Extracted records
———

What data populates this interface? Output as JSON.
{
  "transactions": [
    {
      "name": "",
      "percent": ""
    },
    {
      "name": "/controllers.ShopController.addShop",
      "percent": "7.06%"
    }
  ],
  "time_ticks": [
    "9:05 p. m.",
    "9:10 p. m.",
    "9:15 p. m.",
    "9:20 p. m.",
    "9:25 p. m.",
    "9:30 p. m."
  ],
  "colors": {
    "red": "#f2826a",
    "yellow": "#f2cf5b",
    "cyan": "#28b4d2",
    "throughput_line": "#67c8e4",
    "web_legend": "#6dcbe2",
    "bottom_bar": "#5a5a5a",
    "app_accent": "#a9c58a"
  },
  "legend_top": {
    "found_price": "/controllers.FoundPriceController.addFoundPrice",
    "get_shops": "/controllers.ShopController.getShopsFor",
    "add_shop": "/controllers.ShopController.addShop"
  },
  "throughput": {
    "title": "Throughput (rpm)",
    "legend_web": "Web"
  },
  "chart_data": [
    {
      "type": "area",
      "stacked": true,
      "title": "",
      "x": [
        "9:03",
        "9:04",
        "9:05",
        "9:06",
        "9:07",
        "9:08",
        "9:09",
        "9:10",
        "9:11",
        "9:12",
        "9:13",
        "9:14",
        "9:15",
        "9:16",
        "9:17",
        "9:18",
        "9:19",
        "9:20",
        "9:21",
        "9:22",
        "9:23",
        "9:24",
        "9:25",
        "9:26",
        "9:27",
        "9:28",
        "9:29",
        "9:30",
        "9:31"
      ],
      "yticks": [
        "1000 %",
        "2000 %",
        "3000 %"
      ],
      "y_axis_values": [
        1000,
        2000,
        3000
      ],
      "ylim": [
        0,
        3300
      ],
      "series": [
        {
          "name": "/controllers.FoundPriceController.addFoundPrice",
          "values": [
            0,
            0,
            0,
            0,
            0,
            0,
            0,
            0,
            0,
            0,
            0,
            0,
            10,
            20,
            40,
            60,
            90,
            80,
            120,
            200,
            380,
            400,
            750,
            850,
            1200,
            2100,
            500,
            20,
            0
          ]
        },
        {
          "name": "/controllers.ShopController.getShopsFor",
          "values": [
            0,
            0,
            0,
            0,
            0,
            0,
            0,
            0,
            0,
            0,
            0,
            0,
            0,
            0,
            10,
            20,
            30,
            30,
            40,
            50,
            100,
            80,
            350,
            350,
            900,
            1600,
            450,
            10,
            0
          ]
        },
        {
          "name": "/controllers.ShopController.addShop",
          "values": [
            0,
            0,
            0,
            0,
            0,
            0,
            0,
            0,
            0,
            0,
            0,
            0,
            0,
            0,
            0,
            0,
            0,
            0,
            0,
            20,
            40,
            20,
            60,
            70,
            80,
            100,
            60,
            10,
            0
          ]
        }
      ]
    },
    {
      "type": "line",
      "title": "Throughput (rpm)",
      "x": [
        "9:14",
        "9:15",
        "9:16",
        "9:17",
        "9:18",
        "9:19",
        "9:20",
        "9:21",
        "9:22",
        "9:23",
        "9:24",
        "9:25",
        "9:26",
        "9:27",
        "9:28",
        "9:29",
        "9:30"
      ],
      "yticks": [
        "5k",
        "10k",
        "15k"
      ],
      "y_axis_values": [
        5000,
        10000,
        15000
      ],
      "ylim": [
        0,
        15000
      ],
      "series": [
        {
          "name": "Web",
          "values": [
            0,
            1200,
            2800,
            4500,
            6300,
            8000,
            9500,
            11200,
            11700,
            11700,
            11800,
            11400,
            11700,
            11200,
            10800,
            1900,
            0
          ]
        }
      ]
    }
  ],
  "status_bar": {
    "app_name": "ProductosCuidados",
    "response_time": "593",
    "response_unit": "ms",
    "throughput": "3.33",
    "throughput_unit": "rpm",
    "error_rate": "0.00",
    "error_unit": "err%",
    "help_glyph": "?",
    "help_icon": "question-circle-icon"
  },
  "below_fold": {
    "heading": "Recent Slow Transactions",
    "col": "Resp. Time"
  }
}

———

## Required task:
Restate all of the entries exactly, please.

## Answer for this exercise:
What data populates this interface? Output as JSON.
{
  "transactions": [
    {
      "name": "",
      "percent": ""
    },
    {
      "name": "/controllers.ShopController.addShop",
      "percent": "7.06%"
    }
  ],
  "time_ticks": [
    "9:05 p. m.",
    "9:10 p. m.",
    "9:15 p. m.",
    "9:20 p. m.",
    "9:25 p. m.",
    "9:30 p. m."
  ],
  "colors": {
    "red": "#f2826a",
    "yellow": "#f2cf5b",
    "cyan": "#28b4d2",
    "throughput_line": "#67c8e4",
    "web_legend": "#6dcbe2",
    "bottom_bar": "#5a5a5a",
    "app_accent": "#a9c58a"
  },
  "legend_top": {
    "found_price": "/controllers.FoundPriceController.addFoundPrice",
    "get_shops": "/controllers.ShopController.getShopsFor",
    "add_shop": "/controllers.ShopController.addShop"
  },
  "throughput": {
    "title": "Throughput (rpm)",
    "legend_web": "Web"
  },
  "chart_data": [
    {
      "type": "area",
      "stacked": true,
      "title": "",
      "x": [
        "9:03",
        "9:04",
        "9:05",
        "9:06",
        "9:07",
        "9:08",
        "9:09",
        "9:10",
        "9:11",
        "9:12",
        "9:13",
        "9:14",
        "9:15",
        "9:16",
        "9:17",
        "9:18",
        "9:19",
        "9:20",
        "9:21",
        "9:22",
        "9:23",
        "9:24",
        "9:25",
        "9:26",
        "9:27",
        "9:28",
        "9:29",
        "9:30",
        "9:31"
      ],
      "yticks": [
        "1000 %",
        "2000 %",
        "3000 %"
      ],
      "y_axis_values": [
        1000,
        2000,
        3000
      ],
      "ylim": [
        0,
        3300
      ],
      "series": [
        {
          "name": "/controllers.FoundPriceController.addFoundPrice",
          "values": [
            0,
            0,
            0,
            0,
            0,
            0,
            0,
            0,
            0,
            0,
            0,
            0,
            10,
            20,
            40,
            60,
            90,
            80,
            120,
            200,
            380,
            400,
            750,
            850,
            1200,
            2100,
            500,
            20,
            0
          ]
        },
        {
          "name": "/controllers.ShopController.getShopsFor",
          "values": [
            0,
            0,
            0,
            0,
            0,
            0,
            0,
            0,
            0,
            0,
            0,
            0,
            0,
            0,
            10,
            20,
            30,
            30,
            40,
            50,
            100,
            80,
            350,
            350,
            900,
            1600,
            450,
            10,
            0
          ]
        },
        {
          "name": "/controllers.ShopController.addShop",
          "values": [
            0,
            0,
            0,
            0,
            0,
            0,
            0,
            0,
            0,
            0,
            0,
            0,
            0,
            0,
            0,
            0,
            0,
            0,
            0,
            20,
            40,
            20,
            60,
            70,
            80,
            100,
            60,
            10,
            0
          ]
        }
      ]
    },
    {
      "type": "line",
      "title": "Throughput (rpm)",
      "x": [
        "9:14",
        "9:15",
        "9:16",
        "9:17",
        "9:18",
        "9:19",
        "9:20",
        "9:21",
        "9:22",
        "9:23",
        "9:24",
        "9:25",
        "9:26",
        "9:27",
        "9:28",
        "9:29",
        "9:30"
      ],
      "yticks": [
        "5k",
        "10k",
        "15k"
      ],
      "y_axis_values": [
        5000,
        10000,
        15000
      ],
      "ylim": [
        0,
        15000
      ],
      "series": [
        {
          "name": "Web",
          "values": [
            0,
            1200,
            2800,
            4500,
            6300,
            8000,
            9500,
            11200,
            11700,
            11700,
            11800,
            11400,
            11700,
            11200,
            10800,
            1900,
            0
          ]
        }
      ]
    }
  ],
  "status_bar": {
    "app_name": "ProductosCuidados",
    "response_time": "593",
    "response_unit": "ms",
    "throughput": "3.33",
    "throughput_unit": "rpm",
    "error_rate": "0.00",
    "error_unit": "err%",
    "help_glyph": "?",
    "help_icon": "question-circle-icon"
  },
  "below_fold": {
    "heading": "Recent Slow Transactions",
    "col": "Resp. Time"
  }
}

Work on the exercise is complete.